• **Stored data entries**
** Begin **

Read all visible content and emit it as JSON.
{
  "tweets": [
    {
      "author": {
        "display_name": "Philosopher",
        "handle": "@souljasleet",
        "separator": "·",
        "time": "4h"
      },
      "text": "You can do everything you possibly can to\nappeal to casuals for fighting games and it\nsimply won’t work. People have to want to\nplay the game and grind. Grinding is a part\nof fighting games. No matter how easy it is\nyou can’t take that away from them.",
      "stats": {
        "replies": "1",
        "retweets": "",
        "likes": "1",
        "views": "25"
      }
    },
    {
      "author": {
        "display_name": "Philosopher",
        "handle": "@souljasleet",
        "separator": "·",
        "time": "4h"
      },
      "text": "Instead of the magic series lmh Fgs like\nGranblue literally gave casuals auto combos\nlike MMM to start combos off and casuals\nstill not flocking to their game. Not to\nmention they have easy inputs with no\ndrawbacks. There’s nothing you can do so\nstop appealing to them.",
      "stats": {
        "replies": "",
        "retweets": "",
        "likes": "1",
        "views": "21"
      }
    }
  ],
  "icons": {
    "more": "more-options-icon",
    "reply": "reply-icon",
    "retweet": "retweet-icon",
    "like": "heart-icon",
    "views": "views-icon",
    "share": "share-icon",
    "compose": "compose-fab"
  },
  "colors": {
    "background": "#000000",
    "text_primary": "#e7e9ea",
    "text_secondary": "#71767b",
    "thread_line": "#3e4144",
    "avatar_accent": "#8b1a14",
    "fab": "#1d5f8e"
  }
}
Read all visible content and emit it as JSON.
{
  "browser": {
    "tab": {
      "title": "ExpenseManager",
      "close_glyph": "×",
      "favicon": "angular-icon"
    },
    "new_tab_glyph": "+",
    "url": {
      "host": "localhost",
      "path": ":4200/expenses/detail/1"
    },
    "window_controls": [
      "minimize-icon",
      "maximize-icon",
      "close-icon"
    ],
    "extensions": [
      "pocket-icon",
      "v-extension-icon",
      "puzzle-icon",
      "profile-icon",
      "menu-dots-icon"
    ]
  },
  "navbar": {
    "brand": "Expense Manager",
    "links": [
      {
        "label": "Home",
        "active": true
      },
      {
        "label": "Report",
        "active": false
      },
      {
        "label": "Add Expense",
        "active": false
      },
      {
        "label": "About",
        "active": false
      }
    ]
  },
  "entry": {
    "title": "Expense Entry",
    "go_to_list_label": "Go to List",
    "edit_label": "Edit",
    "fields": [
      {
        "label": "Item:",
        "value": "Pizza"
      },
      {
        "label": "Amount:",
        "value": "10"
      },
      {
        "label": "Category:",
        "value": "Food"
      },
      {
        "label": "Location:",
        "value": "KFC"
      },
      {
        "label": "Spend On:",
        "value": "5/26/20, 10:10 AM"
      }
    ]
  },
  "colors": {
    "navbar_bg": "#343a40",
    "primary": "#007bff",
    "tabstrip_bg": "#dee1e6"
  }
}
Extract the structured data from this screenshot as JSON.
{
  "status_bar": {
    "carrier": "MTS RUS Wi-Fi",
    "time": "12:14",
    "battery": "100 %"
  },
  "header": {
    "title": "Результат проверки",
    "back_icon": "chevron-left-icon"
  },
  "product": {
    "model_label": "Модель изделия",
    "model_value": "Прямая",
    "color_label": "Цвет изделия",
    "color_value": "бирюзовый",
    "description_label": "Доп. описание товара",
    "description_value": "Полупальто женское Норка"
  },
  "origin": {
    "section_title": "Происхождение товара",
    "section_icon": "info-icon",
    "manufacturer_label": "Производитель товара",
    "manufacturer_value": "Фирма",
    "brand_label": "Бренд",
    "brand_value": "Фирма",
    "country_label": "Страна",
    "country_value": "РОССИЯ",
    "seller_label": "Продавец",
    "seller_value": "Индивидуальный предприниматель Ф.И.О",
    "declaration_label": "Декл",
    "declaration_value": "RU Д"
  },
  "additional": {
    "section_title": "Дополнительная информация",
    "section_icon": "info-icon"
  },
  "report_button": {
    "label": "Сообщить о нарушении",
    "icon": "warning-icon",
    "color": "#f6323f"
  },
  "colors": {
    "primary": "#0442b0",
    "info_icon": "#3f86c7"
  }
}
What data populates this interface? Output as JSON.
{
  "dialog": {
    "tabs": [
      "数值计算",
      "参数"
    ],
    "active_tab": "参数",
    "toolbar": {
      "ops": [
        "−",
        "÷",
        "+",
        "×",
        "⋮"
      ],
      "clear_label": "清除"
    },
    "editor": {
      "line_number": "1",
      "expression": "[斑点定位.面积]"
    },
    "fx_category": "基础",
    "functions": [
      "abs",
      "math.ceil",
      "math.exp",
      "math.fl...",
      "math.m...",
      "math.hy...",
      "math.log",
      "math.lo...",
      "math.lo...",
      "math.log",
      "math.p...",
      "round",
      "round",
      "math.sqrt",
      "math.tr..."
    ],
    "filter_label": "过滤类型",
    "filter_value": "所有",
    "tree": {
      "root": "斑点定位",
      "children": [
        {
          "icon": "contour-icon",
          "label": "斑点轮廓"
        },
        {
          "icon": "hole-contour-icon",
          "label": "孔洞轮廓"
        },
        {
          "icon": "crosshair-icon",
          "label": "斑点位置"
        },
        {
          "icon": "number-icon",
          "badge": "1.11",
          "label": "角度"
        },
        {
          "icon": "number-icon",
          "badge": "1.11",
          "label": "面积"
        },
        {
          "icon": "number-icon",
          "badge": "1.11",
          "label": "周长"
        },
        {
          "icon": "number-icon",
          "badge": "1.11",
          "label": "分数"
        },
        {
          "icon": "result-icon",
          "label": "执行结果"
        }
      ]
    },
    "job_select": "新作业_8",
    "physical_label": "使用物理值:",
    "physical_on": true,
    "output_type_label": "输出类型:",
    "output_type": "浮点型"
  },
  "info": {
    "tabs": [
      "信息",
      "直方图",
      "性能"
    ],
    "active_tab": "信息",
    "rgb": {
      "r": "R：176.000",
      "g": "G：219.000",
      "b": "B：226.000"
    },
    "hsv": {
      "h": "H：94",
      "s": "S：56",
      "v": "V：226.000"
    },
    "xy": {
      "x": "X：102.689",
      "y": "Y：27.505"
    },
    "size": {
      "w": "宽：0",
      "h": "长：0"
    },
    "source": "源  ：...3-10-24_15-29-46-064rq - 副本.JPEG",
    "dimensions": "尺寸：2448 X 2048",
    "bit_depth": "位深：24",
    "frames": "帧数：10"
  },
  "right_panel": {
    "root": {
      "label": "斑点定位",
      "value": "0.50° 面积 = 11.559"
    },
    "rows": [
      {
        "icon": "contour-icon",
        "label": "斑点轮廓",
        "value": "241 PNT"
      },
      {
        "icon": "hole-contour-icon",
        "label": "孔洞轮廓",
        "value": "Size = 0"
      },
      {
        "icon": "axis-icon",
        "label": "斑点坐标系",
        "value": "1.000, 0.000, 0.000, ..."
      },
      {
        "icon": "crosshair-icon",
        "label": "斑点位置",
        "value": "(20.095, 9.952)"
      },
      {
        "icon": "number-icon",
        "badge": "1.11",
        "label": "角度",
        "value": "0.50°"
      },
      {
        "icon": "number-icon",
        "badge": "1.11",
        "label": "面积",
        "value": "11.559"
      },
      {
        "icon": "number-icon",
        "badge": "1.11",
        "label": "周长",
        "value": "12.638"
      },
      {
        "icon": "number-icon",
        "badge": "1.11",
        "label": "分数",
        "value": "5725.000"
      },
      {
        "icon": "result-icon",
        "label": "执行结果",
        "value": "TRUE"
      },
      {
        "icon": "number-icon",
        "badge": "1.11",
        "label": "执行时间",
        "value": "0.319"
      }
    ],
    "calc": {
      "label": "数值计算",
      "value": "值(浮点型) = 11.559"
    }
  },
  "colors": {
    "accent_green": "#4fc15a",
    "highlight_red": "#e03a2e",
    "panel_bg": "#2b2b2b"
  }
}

** End **

• **What is asked**
From the records above, extract every entry exactly as given.

• **Exercise solution**
Read all visible content and emit it as JSON.
{
  "tweets": [
    {
      "author": {
        "display_name": "Philosopher",
        "handle": "@souljasleet",
        "separator": "·",
        "time": "4h"
      },
      "text": "You can do everything you possibly can to\nappeal to casuals for fighting games and it\nsimply won’t work. People have to want to\nplay the game and grind. Grinding is a part\nof fighting games. No matter how easy it is\nyou can’t take that away from them.",
      "stats": {
        "replies": "1",
        "retweets": "",
        "likes": "1",
        "views": "25"
      }
    },
    {
      "author": {
        "display_name": "Philosopher",
        "handle": "@souljasleet",
        "separator": "·",
        "time": "4h"
      },
      "text": "Instead of the magic series lmh Fgs like\nGranblue literally gave casuals auto combos\nlike MMM to start combos off and casuals\nstill not flocking to their game. Not to\nmention they have easy inputs with no\ndrawbacks. There’s nothing you can do so\nstop appealing to them.",
      "stats": {
        "replies": "",
        "retweets": "",
        "likes": "1",
        "views": "21"
      }
    }
  ],
  "icons": {
    "more": "more-options-icon",
    "reply": "reply-icon",
    "retweet": "retweet-icon",
    "like": "heart-icon",
    "views": "views-icon",
    "share": "share-icon",
    "compose": "compose-fab"
  },
  "colors": {
    "background": "#000000",
    "text_primary": "#e7e9ea",
    "text_secondary": "#71767b",
    "thread_line": "#3e4144",
    "avatar_accent": "#8b1a14",
    "fab": "#1d5f8e"
  }
}
Read all visible content and emit it as JSON.
{
  "browser": {
    "tab": {
      "title": "ExpenseManager",
      "close_glyph": "×",
      "favicon": "angular-icon"
    },
    "new_tab_glyph": "+",
    "url": {
      "host": "localhost",
      "path": ":4200/expenses/detail/1"
    },
    "window_controls": [
      "minimize-icon",
      "maximize-icon",
      "close-icon"
    ],
    "extensions": [
      "pocket-icon",
      "v-extension-icon",
      "puzzle-icon",
      "profile-icon",
      "menu-dots-icon"
    ]
  },
  "navbar": {
    "brand": "Expense Manager",
    "links": [
      {
        "label": "Home",
        "active": true
      },
      {
        "label": "Report",
        "active": false
      },
      {
        "label": "Add Expense",
        "active": false
      },
      {
        "label": "About",
        "active": false
      }
    ]
  },
  "entry": {
    "title": "Expense Entry",
    "go_to_list_label": "Go to List",
    "edit_label": "Edit",
    "fields": [
      {
        "label": "Item:",
        "value": "Pizza"
      },
      {
        "label": "Amount:",
        "value": "10"
      },
      {
        "label": "Category:",
        "value": "Food"
      },
      {
        "label": "Location:",
        "value": "KFC"
      },
      {
        "label": "Spend On:",
        "value": "5/26/20, 10:10 AM"
      }
    ]
  },
  "colors": {
    "navbar_bg": "#343a40",
    "primary": "#007bff",
    "tabstrip_bg": "#dee1e6"
  }
}
Extract the structured data from this screenshot as JSON.
{
  "status_bar": {
    "carrier": "MTS RUS Wi-Fi",
    "time": "12:14",
    "battery": "100 %"
  },
  "header": {
    "title": "Результат проверки",
    "back_icon": "chevron-left-icon"
  },
  "product": {
    "model_label": "Модель изделия",
    "model_value": "Прямая",
    "color_label": "Цвет изделия",
    "color_value": "бирюзовый",
    "description_label": "Доп. описание товара",
    "description_value": "Полупальто женское Норка"
  },
  "origin": {
    "section_title": "Происхождение товара",
    "section_icon": "info-icon",
    "manufacturer_label": "Производитель товара",
    "manufacturer_value": "Фирма",
    "brand_label": "Бренд",
    "brand_value": "Фирма",
    "country_label": "Страна",
    "country_value": "РОССИЯ",
    "seller_label": "Продавец",
    "seller_value": "Индивидуальный предприниматель Ф.И.О",
    "declaration_label": "Декл",
    "declaration_value": "RU Д"
  },
  "additional": {
    "section_title": "Дополнительная информация",
    "section_icon": "info-icon"
  },
  "report_button": {
    "label": "Сообщить о нарушении",
    "icon": "warning-icon",
    "color": "#f6323f"
  },
  "colors": {
    "primary": "#0442b0",
    "info_icon": "#3f86c7"
  }
}
What data populates this interface? Output as JSON.
{
  "dialog": {
    "tabs": [
      "数值计算",
      "参数"
    ],
    "active_tab": "参数",
    "toolbar": {
      "ops": [
        "−",
        "÷",
        "+",
        "×",
        "⋮"
      ],
      "clear_label": "清除"
    },
    "editor": {
      "line_number": "1",
      "expression": "[斑点定位.面积]"
    },
    "fx_category": "基础",
    "functions": [
      "abs",
      "math.ceil",
      "math.exp",
      "math.fl...",
      "math.m...",
      "math.hy...",
      "math.log",
      "math.lo...",
      "math.lo...",
      "math.log",
      "math.p...",
      "round",
      "round",
      "math.sqrt",
      "math.tr..."
    ],
    "filter_label": "过滤类型",
    "filter_value": "所有",
    "tree": {
      "root": "斑点定位",
      "children": [
        {
          "icon": "contour-icon",
          "label": "斑点轮廓"
        },
        {
          "icon": "hole-contour-icon",
          "label": "孔洞轮廓"
        },
        {
          "icon": "crosshair-icon",
          "label": "斑点位置"
        },
        {
          "icon": "number-icon",
          "badge": "1.11",
          "label": "角度"
        },
        {
          "icon": "number-icon",
          "badge": "1.11",
          "label": "面积"
        },
        {
          "icon": "number-icon",
          "badge": "1.11",
          "label": "周长"
        },
        {
          "icon": "number-icon",
          "badge": "1.11",
          "label": "分数"
        },
        {
          "icon": "result-icon",
          "label": "执行结果"
        }
      ]
    },
    "job_select": "新作业_8",
    "physical_label": "使用物理值:",
    "physical_on": true,
    "output_type_label": "输出类型:",
    "output_type": "浮点型"
  },
  "info": {
    "tabs": [
      "信息",
      "直方图",
      "性能"
    ],
    "active_tab": "信息",
    "rgb": {
      "r": "R：176.000",
      "g": "G：219.000",
      "b": "B：226.000"
    },
    "hsv": {
      "h": "H：94",
      "s": "S：56",
      "v": "V：226.000"
    },
    "xy": {
      "x": "X：102.689",
      "y": "Y：27.505"
    },
    "size": {
      "w": "宽：0",
      "h": "长：0"
    },
    "source": "源  ：...3-10-24_15-29-46-064rq - 副本.JPEG",
    "dimensions": "尺寸：2448 X 2048",
    "bit_depth": "位深：24",
    "frames": "帧数：10"
  },
  "right_panel": {
    "root": {
      "label": "斑点定位",
      "value": "0.50° 面积 = 11.559"
    },
    "rows": [
      {
        "icon": "contour-icon",
        "label": "斑点轮廓",
        "value": "241 PNT"
      },
      {
        "icon": "hole-contour-icon",
        "label": "孔洞轮廓",
        "value": "Size = 0"
      },
      {
        "icon": "axis-icon",
        "label": "斑点坐标系",
        "value": "1.000, 0.000, 0.000, ..."
      },
      {
        "icon": "crosshair-icon",
        "label": "斑点位置",
        "value": "(20.095, 9.952)"
      },
      {
        "icon": "number-icon",
        "badge": "1.11",
        "label": "角度",
        "value": "0.50°"
      },
      {
        "icon": "number-icon",
        "badge": "1.11",
        "label": "面积",
        "value": "11.559"
      },
      {
        "icon": "number-icon",
        "badge": "1.11",
        "label": "周长",
        "value": "12.638"
      },
      {
        "icon": "number-icon",
        "badge": "1.11",
        "label": "分数",
        "value": "5725.000"
      },
      {
        "icon": "result-icon",
        "label": "执行结果",
        "value": "TRUE"
      },
      {
        "icon": "number-icon",
        "badge": "1.11",
        "label": "执行时间",
        "value": "0.319"
      }
    ],
    "calc": {
      "label": "数值计算",
      "value": "值(浮点型) = 11.559"
    }
  },
  "colors": {
    "accent_green": "#4fc15a",
    "highlight_red": "#e03a2e",
    "panel_bg": "#2b2b2b"
  }
}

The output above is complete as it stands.